= Task requirements =
Reproduce each of these rows word for word, leaving out the pictures.

== Raw data ==

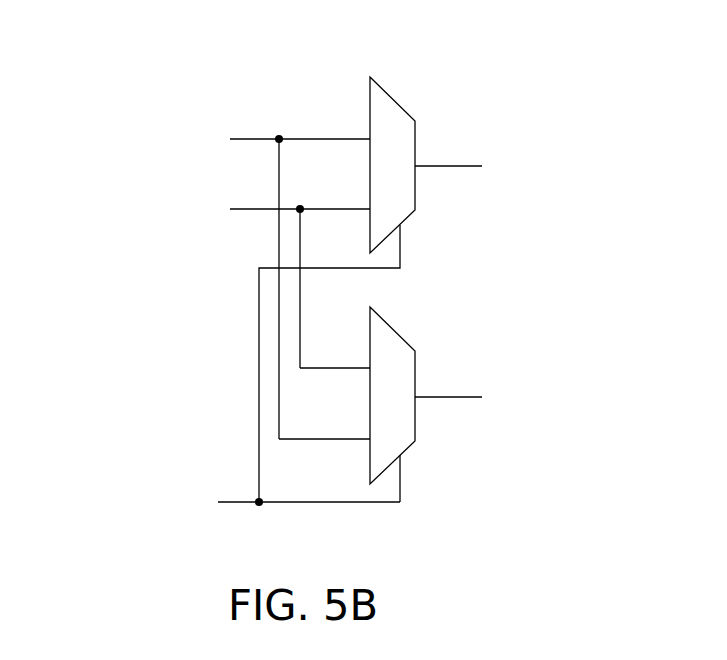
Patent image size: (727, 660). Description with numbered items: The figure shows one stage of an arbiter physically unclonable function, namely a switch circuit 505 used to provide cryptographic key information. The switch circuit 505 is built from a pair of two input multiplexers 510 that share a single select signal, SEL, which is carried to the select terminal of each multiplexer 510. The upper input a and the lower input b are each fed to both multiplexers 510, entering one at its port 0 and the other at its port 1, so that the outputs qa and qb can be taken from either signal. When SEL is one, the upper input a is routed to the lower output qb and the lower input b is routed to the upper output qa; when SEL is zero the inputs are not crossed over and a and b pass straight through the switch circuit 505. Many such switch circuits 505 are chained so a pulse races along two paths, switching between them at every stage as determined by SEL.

The switch circuit 505 is at (114, 95).
The two input multiplexer 510 is at (425, 133).
The multiplexer input port 0 is at (337, 259).
The multiplexer input port 1 is at (337, 323).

===

= Answer to the problem =
Patent image size: (727, 660). Description with numbered items: The figure shows one stage of an arbiter physically unclonable function, namely a switch circuit 505 used to provide cryptographic key information. The switch circuit 505 is built from a pair of two input multiplexers 510 that share a single select signal, SEL, which is carried to the select terminal of each multiplexer 510. The upper input a and the lower input b are each fed to both multiplexers 510, entering one at its port 0 and the other at its port 1, so that the outputs qa and qb can be taken from either signal. When SEL is one, the upper input a is routed to the lower output qb and the lower input b is routed to the upper output qa; when SEL is zero the inputs are not crossed over and a and b pass straight through the switch circuit 505. Many such switch circuits 505 are chained so a pulse races along two paths, switching between them at every stage as determined by SEL.

The switch circuit 505 is at (114, 95).
The two input multiplexer 510 is at (425, 133).
The multiplexer input port 0 is at (337, 259).
The multiplexer input port 1 is at (337, 323).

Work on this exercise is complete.